■ Exercise brief
Leave out the pictures and reproduce all of the data exactly.

++++ Supplied data ++++

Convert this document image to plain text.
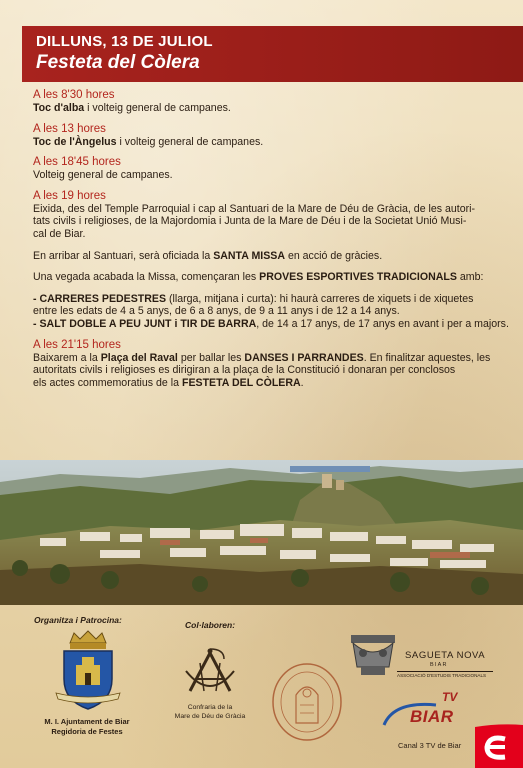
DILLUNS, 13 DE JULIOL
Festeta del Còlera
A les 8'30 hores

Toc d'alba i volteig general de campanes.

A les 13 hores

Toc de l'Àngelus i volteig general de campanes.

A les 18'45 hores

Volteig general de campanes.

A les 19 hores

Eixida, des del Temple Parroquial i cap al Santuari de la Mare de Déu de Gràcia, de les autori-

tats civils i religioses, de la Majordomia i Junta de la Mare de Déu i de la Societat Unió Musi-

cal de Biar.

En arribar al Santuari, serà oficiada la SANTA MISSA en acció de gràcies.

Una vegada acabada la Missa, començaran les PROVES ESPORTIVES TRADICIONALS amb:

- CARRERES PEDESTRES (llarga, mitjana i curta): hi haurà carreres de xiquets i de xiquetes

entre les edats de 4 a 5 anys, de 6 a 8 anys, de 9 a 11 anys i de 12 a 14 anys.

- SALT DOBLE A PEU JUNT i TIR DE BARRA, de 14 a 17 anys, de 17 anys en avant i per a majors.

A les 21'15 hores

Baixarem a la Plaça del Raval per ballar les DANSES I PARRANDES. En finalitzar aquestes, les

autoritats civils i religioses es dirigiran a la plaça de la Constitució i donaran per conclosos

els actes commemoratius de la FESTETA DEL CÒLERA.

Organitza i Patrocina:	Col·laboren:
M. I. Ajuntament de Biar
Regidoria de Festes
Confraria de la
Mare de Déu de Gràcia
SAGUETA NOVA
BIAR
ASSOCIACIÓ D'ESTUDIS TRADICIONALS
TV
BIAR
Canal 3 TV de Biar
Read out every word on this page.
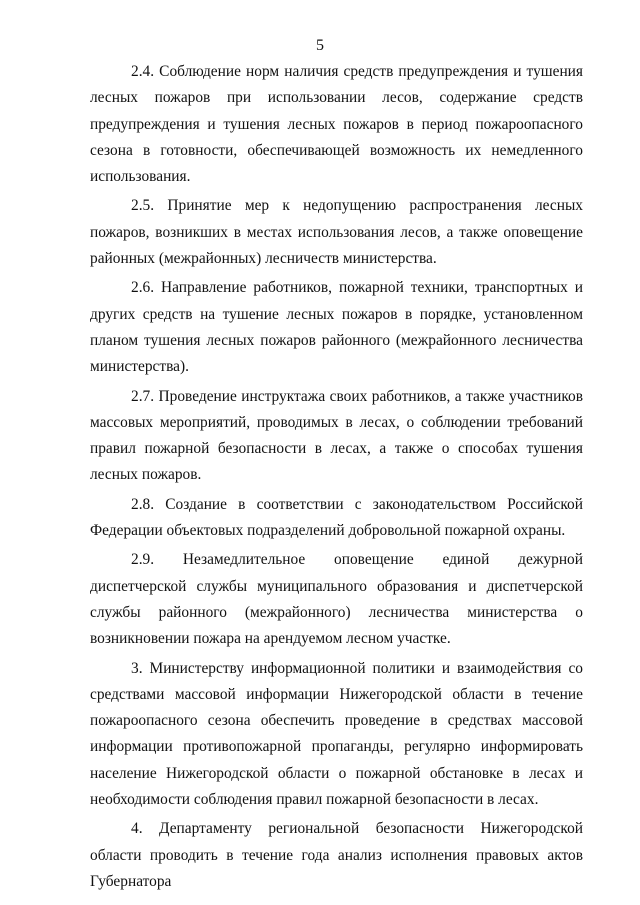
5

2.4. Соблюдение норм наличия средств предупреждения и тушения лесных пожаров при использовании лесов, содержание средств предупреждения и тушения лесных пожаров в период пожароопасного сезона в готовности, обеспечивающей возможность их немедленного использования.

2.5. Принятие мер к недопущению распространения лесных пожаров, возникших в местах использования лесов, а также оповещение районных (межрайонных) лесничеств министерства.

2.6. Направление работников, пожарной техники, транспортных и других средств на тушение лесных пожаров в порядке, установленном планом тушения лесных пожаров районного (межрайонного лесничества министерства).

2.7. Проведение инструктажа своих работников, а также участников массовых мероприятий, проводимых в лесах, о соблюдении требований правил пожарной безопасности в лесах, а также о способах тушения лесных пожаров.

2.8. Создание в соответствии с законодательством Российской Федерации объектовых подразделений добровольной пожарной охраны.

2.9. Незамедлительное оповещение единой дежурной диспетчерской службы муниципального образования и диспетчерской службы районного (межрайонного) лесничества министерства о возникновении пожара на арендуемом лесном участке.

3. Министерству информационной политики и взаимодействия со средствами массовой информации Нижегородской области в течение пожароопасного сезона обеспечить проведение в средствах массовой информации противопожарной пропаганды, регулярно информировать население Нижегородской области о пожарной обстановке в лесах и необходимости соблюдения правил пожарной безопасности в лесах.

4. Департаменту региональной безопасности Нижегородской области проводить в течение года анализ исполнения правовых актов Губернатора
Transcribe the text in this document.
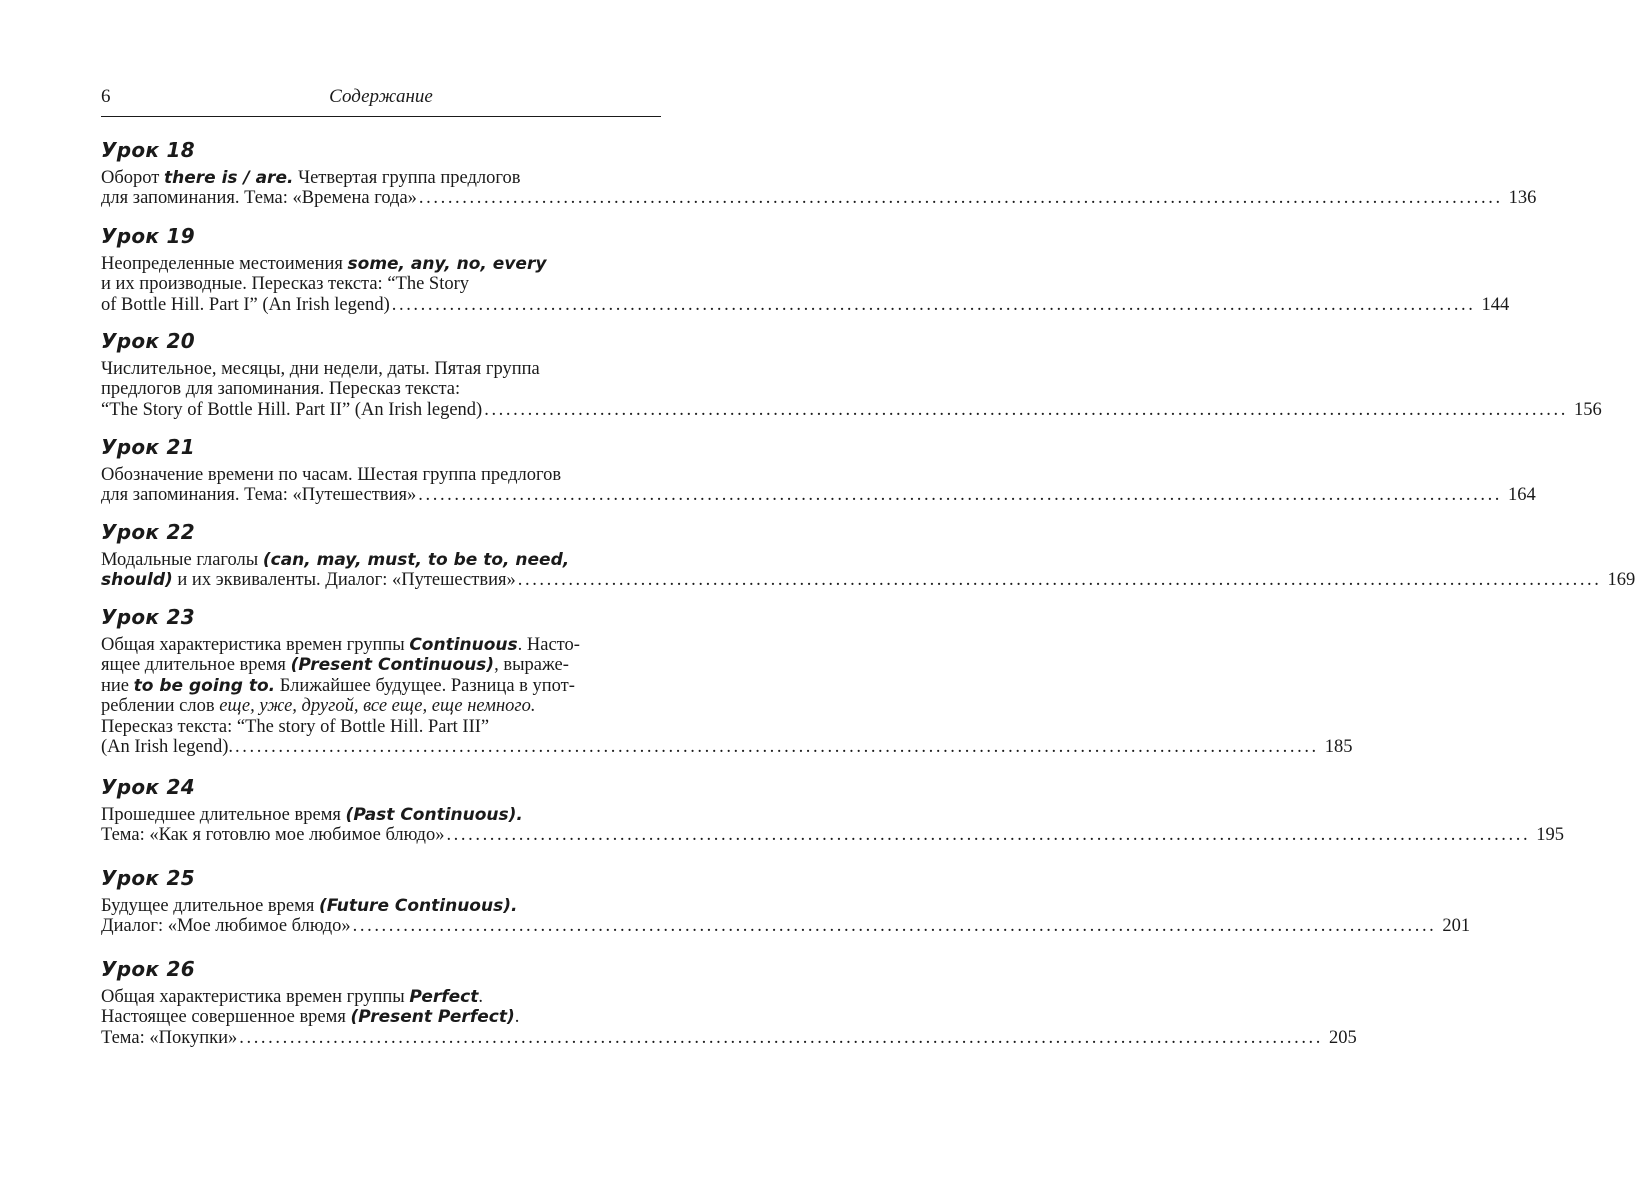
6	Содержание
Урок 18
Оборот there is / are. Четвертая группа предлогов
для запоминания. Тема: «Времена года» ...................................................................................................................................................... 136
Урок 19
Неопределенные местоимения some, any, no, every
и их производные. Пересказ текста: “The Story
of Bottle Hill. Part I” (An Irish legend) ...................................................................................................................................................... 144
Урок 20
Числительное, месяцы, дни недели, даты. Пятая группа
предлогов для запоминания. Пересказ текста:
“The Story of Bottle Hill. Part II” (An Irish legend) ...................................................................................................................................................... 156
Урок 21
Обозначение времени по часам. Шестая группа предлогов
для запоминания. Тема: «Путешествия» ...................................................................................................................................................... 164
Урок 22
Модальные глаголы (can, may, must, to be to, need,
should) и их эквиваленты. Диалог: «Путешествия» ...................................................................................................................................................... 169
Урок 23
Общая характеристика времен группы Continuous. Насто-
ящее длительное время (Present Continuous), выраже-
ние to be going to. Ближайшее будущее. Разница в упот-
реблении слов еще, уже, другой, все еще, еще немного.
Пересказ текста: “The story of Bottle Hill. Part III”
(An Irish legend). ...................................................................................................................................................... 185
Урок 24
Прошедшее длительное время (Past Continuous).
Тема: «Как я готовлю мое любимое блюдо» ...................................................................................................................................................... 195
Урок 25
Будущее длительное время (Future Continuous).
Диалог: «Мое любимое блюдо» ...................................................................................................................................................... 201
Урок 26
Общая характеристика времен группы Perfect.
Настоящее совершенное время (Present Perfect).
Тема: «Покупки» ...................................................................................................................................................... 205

++++

■ Answer to the problem
Convert this document image to plain text.
DILLUNS, 13 DE JULIOL
Festeta del Còlera
A les 8'30 hores

Toc d'alba i volteig general de campanes.

A les 13 hores

Toc de l'Àngelus i volteig general de campanes.

A les 18'45 hores

Volteig general de campanes.

A les 19 hores

Eixida, des del Temple Parroquial i cap al Santuari de la Mare de Déu de Gràcia, de les autori-

tats civils i religioses, de la Majordomia i Junta de la Mare de Déu i de la Societat Unió Musi-

cal de Biar.

En arribar al Santuari, serà oficiada la SANTA MISSA en acció de gràcies.

Una vegada acabada la Missa, començaran les PROVES ESPORTIVES TRADICIONALS amb:

- CARRERES PEDESTRES (llarga, mitjana i curta): hi haurà carreres de xiquets i de xiquetes

entre les edats de 4 a 5 anys, de 6 a 8 anys, de 9 a 11 anys i de 12 a 14 anys.

- SALT DOBLE A PEU JUNT i TIR DE BARRA, de 14 a 17 anys, de 17 anys en avant i per a majors.

A les 21'15 hores

Baixarem a la Plaça del Raval per ballar les DANSES I PARRANDES. En finalitzar aquestes, les

autoritats civils i religioses es dirigiran a la plaça de la Constitució i donaran per conclosos

els actes commemoratius de la FESTETA DEL CÒLERA.

Organitza i Patrocina:	Col·laboren:
M. I. Ajuntament de Biar
Regidoria de Festes
Confraria de la
Mare de Déu de Gràcia
SAGUETA NOVA
BIAR
ASSOCIACIÓ D'ESTUDIS TRADICIONALS
TV
BIAR
Canal 3 TV de Biar
Read out every word on this page.
5

2.4. Соблюдение норм наличия средств предупреждения и тушения лесных пожаров при использовании лесов, содержание средств предупреждения и тушения лесных пожаров в период пожароопасного сезона в готовности, обеспечивающей возможность их немедленного использования.

2.5. Принятие мер к недопущению распространения лесных пожаров, возникших в местах использования лесов, а также оповещение районных (межрайонных) лесничеств министерства.

2.6. Направление работников, пожарной техники, транспортных и других средств на тушение лесных пожаров в порядке, установленном планом тушения лесных пожаров районного (межрайонного лесничества министерства).

2.7. Проведение инструктажа своих работников, а также участников массовых мероприятий, проводимых в лесах, о соблюдении требований правил пожарной безопасности в лесах, а также о способах тушения лесных пожаров.

2.8. Создание в соответствии с законодательством Российской Федерации объектовых подразделений добровольной пожарной охраны.

2.9. Незамедлительное оповещение единой дежурной диспетчерской службы муниципального образования и диспетчерской службы районного (межрайонного) лесничества министерства о возникновении пожара на арендуемом лесном участке.

3. Министерству информационной политики и взаимодействия со средствами массовой информации Нижегородской области в течение пожароопасного сезона обеспечить проведение в средствах массовой информации противопожарной пропаганды, регулярно информировать население Нижегородской области о пожарной обстановке в лесах и необходимости соблюдения правил пожарной безопасности в лесах.

4. Департаменту региональной безопасности Нижегородской области проводить в течение года анализ исполнения правовых актов Губернатора
Transcribe the text in this document.
6	Содержание
Урок 18
Оборот there is / are. Четвертая группа предлогов
для запоминания. Тема: «Времена года» ...................................................................................................................................................... 136
Урок 19
Неопределенные местоимения some, any, no, every
и их производные. Пересказ текста: “The Story
of Bottle Hill. Part I” (An Irish legend) ...................................................................................................................................................... 144
Урок 20
Числительное, месяцы, дни недели, даты. Пятая группа
предлогов для запоминания. Пересказ текста:
“The Story of Bottle Hill. Part II” (An Irish legend) ...................................................................................................................................................... 156
Урок 21
Обозначение времени по часам. Шестая группа предлогов
для запоминания. Тема: «Путешествия» ...................................................................................................................................................... 164
Урок 22
Модальные глаголы (can, may, must, to be to, need,
should) и их эквиваленты. Диалог: «Путешествия» ...................................................................................................................................................... 169
Урок 23
Общая характеристика времен группы Continuous. Насто-
ящее длительное время (Present Continuous), выраже-
ние to be going to. Ближайшее будущее. Разница в упот-
реблении слов еще, уже, другой, все еще, еще немного.
Пересказ текста: “The story of Bottle Hill. Part III”
(An Irish legend). ...................................................................................................................................................... 185
Урок 24
Прошедшее длительное время (Past Continuous).
Тема: «Как я готовлю мое любимое блюдо» ...................................................................................................................................................... 195
Урок 25
Будущее длительное время (Future Continuous).
Диалог: «Мое любимое блюдо» ...................................................................................................................................................... 201
Урок 26
Общая характеристика времен группы Perfect.
Настоящее совершенное время (Present Perfect).
Тема: «Покупки» ...................................................................................................................................................... 205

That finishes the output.